*Supplied material*
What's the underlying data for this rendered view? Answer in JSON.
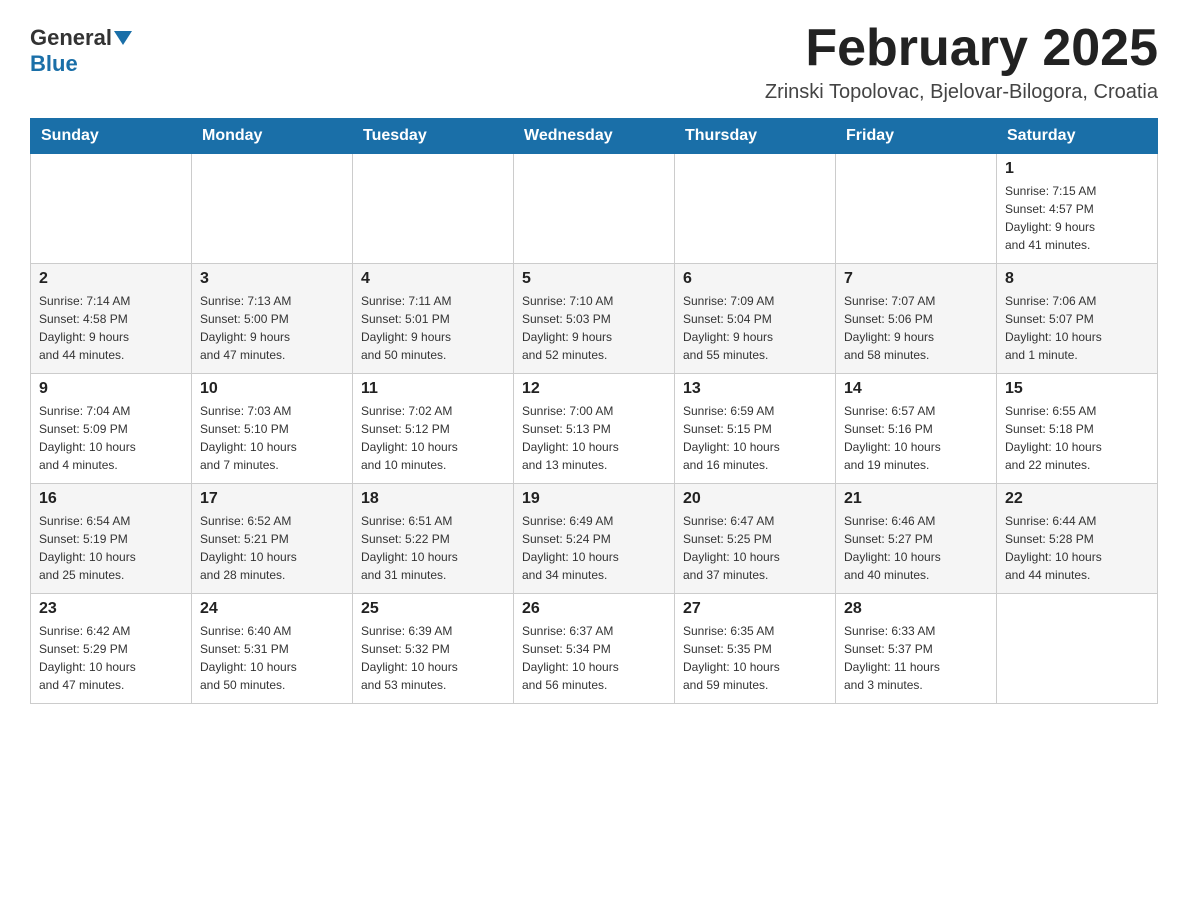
{
  "header": {
    "logo_general": "General",
    "logo_blue": "Blue",
    "title": "February 2025",
    "location": "Zrinski Topolovac, Bjelovar-Bilogora, Croatia"
  },
  "days_of_week": [
    "Sunday",
    "Monday",
    "Tuesday",
    "Wednesday",
    "Thursday",
    "Friday",
    "Saturday"
  ],
  "weeks": [
    {
      "days": [
        {
          "num": "",
          "info": ""
        },
        {
          "num": "",
          "info": ""
        },
        {
          "num": "",
          "info": ""
        },
        {
          "num": "",
          "info": ""
        },
        {
          "num": "",
          "info": ""
        },
        {
          "num": "",
          "info": ""
        },
        {
          "num": "1",
          "info": "Sunrise: 7:15 AM\nSunset: 4:57 PM\nDaylight: 9 hours\nand 41 minutes."
        }
      ]
    },
    {
      "days": [
        {
          "num": "2",
          "info": "Sunrise: 7:14 AM\nSunset: 4:58 PM\nDaylight: 9 hours\nand 44 minutes."
        },
        {
          "num": "3",
          "info": "Sunrise: 7:13 AM\nSunset: 5:00 PM\nDaylight: 9 hours\nand 47 minutes."
        },
        {
          "num": "4",
          "info": "Sunrise: 7:11 AM\nSunset: 5:01 PM\nDaylight: 9 hours\nand 50 minutes."
        },
        {
          "num": "5",
          "info": "Sunrise: 7:10 AM\nSunset: 5:03 PM\nDaylight: 9 hours\nand 52 minutes."
        },
        {
          "num": "6",
          "info": "Sunrise: 7:09 AM\nSunset: 5:04 PM\nDaylight: 9 hours\nand 55 minutes."
        },
        {
          "num": "7",
          "info": "Sunrise: 7:07 AM\nSunset: 5:06 PM\nDaylight: 9 hours\nand 58 minutes."
        },
        {
          "num": "8",
          "info": "Sunrise: 7:06 AM\nSunset: 5:07 PM\nDaylight: 10 hours\nand 1 minute."
        }
      ]
    },
    {
      "days": [
        {
          "num": "9",
          "info": "Sunrise: 7:04 AM\nSunset: 5:09 PM\nDaylight: 10 hours\nand 4 minutes."
        },
        {
          "num": "10",
          "info": "Sunrise: 7:03 AM\nSunset: 5:10 PM\nDaylight: 10 hours\nand 7 minutes."
        },
        {
          "num": "11",
          "info": "Sunrise: 7:02 AM\nSunset: 5:12 PM\nDaylight: 10 hours\nand 10 minutes."
        },
        {
          "num": "12",
          "info": "Sunrise: 7:00 AM\nSunset: 5:13 PM\nDaylight: 10 hours\nand 13 minutes."
        },
        {
          "num": "13",
          "info": "Sunrise: 6:59 AM\nSunset: 5:15 PM\nDaylight: 10 hours\nand 16 minutes."
        },
        {
          "num": "14",
          "info": "Sunrise: 6:57 AM\nSunset: 5:16 PM\nDaylight: 10 hours\nand 19 minutes."
        },
        {
          "num": "15",
          "info": "Sunrise: 6:55 AM\nSunset: 5:18 PM\nDaylight: 10 hours\nand 22 minutes."
        }
      ]
    },
    {
      "days": [
        {
          "num": "16",
          "info": "Sunrise: 6:54 AM\nSunset: 5:19 PM\nDaylight: 10 hours\nand 25 minutes."
        },
        {
          "num": "17",
          "info": "Sunrise: 6:52 AM\nSunset: 5:21 PM\nDaylight: 10 hours\nand 28 minutes."
        },
        {
          "num": "18",
          "info": "Sunrise: 6:51 AM\nSunset: 5:22 PM\nDaylight: 10 hours\nand 31 minutes."
        },
        {
          "num": "19",
          "info": "Sunrise: 6:49 AM\nSunset: 5:24 PM\nDaylight: 10 hours\nand 34 minutes."
        },
        {
          "num": "20",
          "info": "Sunrise: 6:47 AM\nSunset: 5:25 PM\nDaylight: 10 hours\nand 37 minutes."
        },
        {
          "num": "21",
          "info": "Sunrise: 6:46 AM\nSunset: 5:27 PM\nDaylight: 10 hours\nand 40 minutes."
        },
        {
          "num": "22",
          "info": "Sunrise: 6:44 AM\nSunset: 5:28 PM\nDaylight: 10 hours\nand 44 minutes."
        }
      ]
    },
    {
      "days": [
        {
          "num": "23",
          "info": "Sunrise: 6:42 AM\nSunset: 5:29 PM\nDaylight: 10 hours\nand 47 minutes."
        },
        {
          "num": "24",
          "info": "Sunrise: 6:40 AM\nSunset: 5:31 PM\nDaylight: 10 hours\nand 50 minutes."
        },
        {
          "num": "25",
          "info": "Sunrise: 6:39 AM\nSunset: 5:32 PM\nDaylight: 10 hours\nand 53 minutes."
        },
        {
          "num": "26",
          "info": "Sunrise: 6:37 AM\nSunset: 5:34 PM\nDaylight: 10 hours\nand 56 minutes."
        },
        {
          "num": "27",
          "info": "Sunrise: 6:35 AM\nSunset: 5:35 PM\nDaylight: 10 hours\nand 59 minutes."
        },
        {
          "num": "28",
          "info": "Sunrise: 6:33 AM\nSunset: 5:37 PM\nDaylight: 11 hours\nand 3 minutes."
        },
        {
          "num": "",
          "info": ""
        }
      ]
    }
  ]
}
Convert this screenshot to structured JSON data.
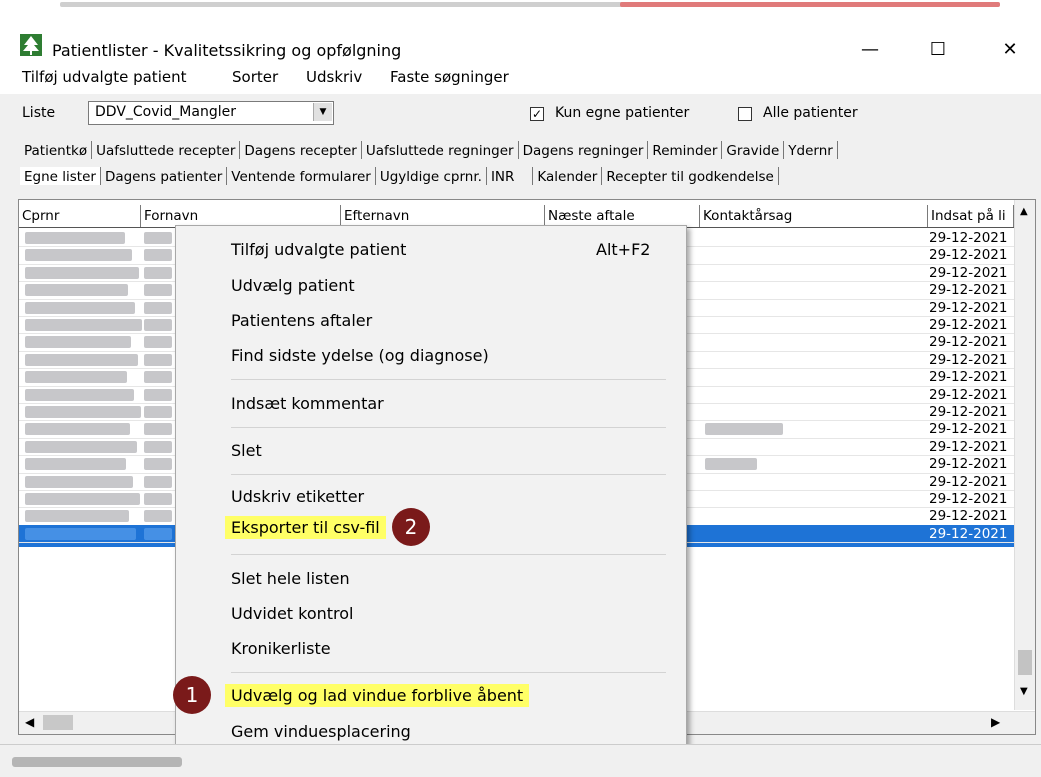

*Challenge*
Output the data above without changes, apart from leaving out the pictures.

*Task result*
What's the underlying data for this rendered view? Answer in JSON.
{
  "header": {
    "logo_general": "General",
    "logo_blue": "Blue",
    "title": "February 2025",
    "location": "Zrinski Topolovac, Bjelovar-Bilogora, Croatia"
  },
  "days_of_week": [
    "Sunday",
    "Monday",
    "Tuesday",
    "Wednesday",
    "Thursday",
    "Friday",
    "Saturday"
  ],
  "weeks": [
    {
      "days": [
        {
          "num": "",
          "info": ""
        },
        {
          "num": "",
          "info": ""
        },
        {
          "num": "",
          "info": ""
        },
        {
          "num": "",
          "info": ""
        },
        {
          "num": "",
          "info": ""
        },
        {
          "num": "",
          "info": ""
        },
        {
          "num": "1",
          "info": "Sunrise: 7:15 AM\nSunset: 4:57 PM\nDaylight: 9 hours\nand 41 minutes."
        }
      ]
    },
    {
      "days": [
        {
          "num": "2",
          "info": "Sunrise: 7:14 AM\nSunset: 4:58 PM\nDaylight: 9 hours\nand 44 minutes."
        },
        {
          "num": "3",
          "info": "Sunrise: 7:13 AM\nSunset: 5:00 PM\nDaylight: 9 hours\nand 47 minutes."
        },
        {
          "num": "4",
          "info": "Sunrise: 7:11 AM\nSunset: 5:01 PM\nDaylight: 9 hours\nand 50 minutes."
        },
        {
          "num": "5",
          "info": "Sunrise: 7:10 AM\nSunset: 5:03 PM\nDaylight: 9 hours\nand 52 minutes."
        },
        {
          "num": "6",
          "info": "Sunrise: 7:09 AM\nSunset: 5:04 PM\nDaylight: 9 hours\nand 55 minutes."
        },
        {
          "num": "7",
          "info": "Sunrise: 7:07 AM\nSunset: 5:06 PM\nDaylight: 9 hours\nand 58 minutes."
        },
        {
          "num": "8",
          "info": "Sunrise: 7:06 AM\nSunset: 5:07 PM\nDaylight: 10 hours\nand 1 minute."
        }
      ]
    },
    {
      "days": [
        {
          "num": "9",
          "info": "Sunrise: 7:04 AM\nSunset: 5:09 PM\nDaylight: 10 hours\nand 4 minutes."
        },
        {
          "num": "10",
          "info": "Sunrise: 7:03 AM\nSunset: 5:10 PM\nDaylight: 10 hours\nand 7 minutes."
        },
        {
          "num": "11",
          "info": "Sunrise: 7:02 AM\nSunset: 5:12 PM\nDaylight: 10 hours\nand 10 minutes."
        },
        {
          "num": "12",
          "info": "Sunrise: 7:00 AM\nSunset: 5:13 PM\nDaylight: 10 hours\nand 13 minutes."
        },
        {
          "num": "13",
          "info": "Sunrise: 6:59 AM\nSunset: 5:15 PM\nDaylight: 10 hours\nand 16 minutes."
        },
        {
          "num": "14",
          "info": "Sunrise: 6:57 AM\nSunset: 5:16 PM\nDaylight: 10 hours\nand 19 minutes."
        },
        {
          "num": "15",
          "info": "Sunrise: 6:55 AM\nSunset: 5:18 PM\nDaylight: 10 hours\nand 22 minutes."
        }
      ]
    },
    {
      "days": [
        {
          "num": "16",
          "info": "Sunrise: 6:54 AM\nSunset: 5:19 PM\nDaylight: 10 hours\nand 25 minutes."
        },
        {
          "num": "17",
          "info": "Sunrise: 6:52 AM\nSunset: 5:21 PM\nDaylight: 10 hours\nand 28 minutes."
        },
        {
          "num": "18",
          "info": "Sunrise: 6:51 AM\nSunset: 5:22 PM\nDaylight: 10 hours\nand 31 minutes."
        },
        {
          "num": "19",
          "info": "Sunrise: 6:49 AM\nSunset: 5:24 PM\nDaylight: 10 hours\nand 34 minutes."
        },
        {
          "num": "20",
          "info": "Sunrise: 6:47 AM\nSunset: 5:25 PM\nDaylight: 10 hours\nand 37 minutes."
        },
        {
          "num": "21",
          "info": "Sunrise: 6:46 AM\nSunset: 5:27 PM\nDaylight: 10 hours\nand 40 minutes."
        },
        {
          "num": "22",
          "info": "Sunrise: 6:44 AM\nSunset: 5:28 PM\nDaylight: 10 hours\nand 44 minutes."
        }
      ]
    },
    {
      "days": [
        {
          "num": "23",
          "info": "Sunrise: 6:42 AM\nSunset: 5:29 PM\nDaylight: 10 hours\nand 47 minutes."
        },
        {
          "num": "24",
          "info": "Sunrise: 6:40 AM\nSunset: 5:31 PM\nDaylight: 10 hours\nand 50 minutes."
        },
        {
          "num": "25",
          "info": "Sunrise: 6:39 AM\nSunset: 5:32 PM\nDaylight: 10 hours\nand 53 minutes."
        },
        {
          "num": "26",
          "info": "Sunrise: 6:37 AM\nSunset: 5:34 PM\nDaylight: 10 hours\nand 56 minutes."
        },
        {
          "num": "27",
          "info": "Sunrise: 6:35 AM\nSunset: 5:35 PM\nDaylight: 10 hours\nand 59 minutes."
        },
        {
          "num": "28",
          "info": "Sunrise: 6:33 AM\nSunset: 5:37 PM\nDaylight: 11 hours\nand 3 minutes."
        },
        {
          "num": "",
          "info": ""
        }
      ]
    }
  ]
}
Convert this screenshot to structured JSON data.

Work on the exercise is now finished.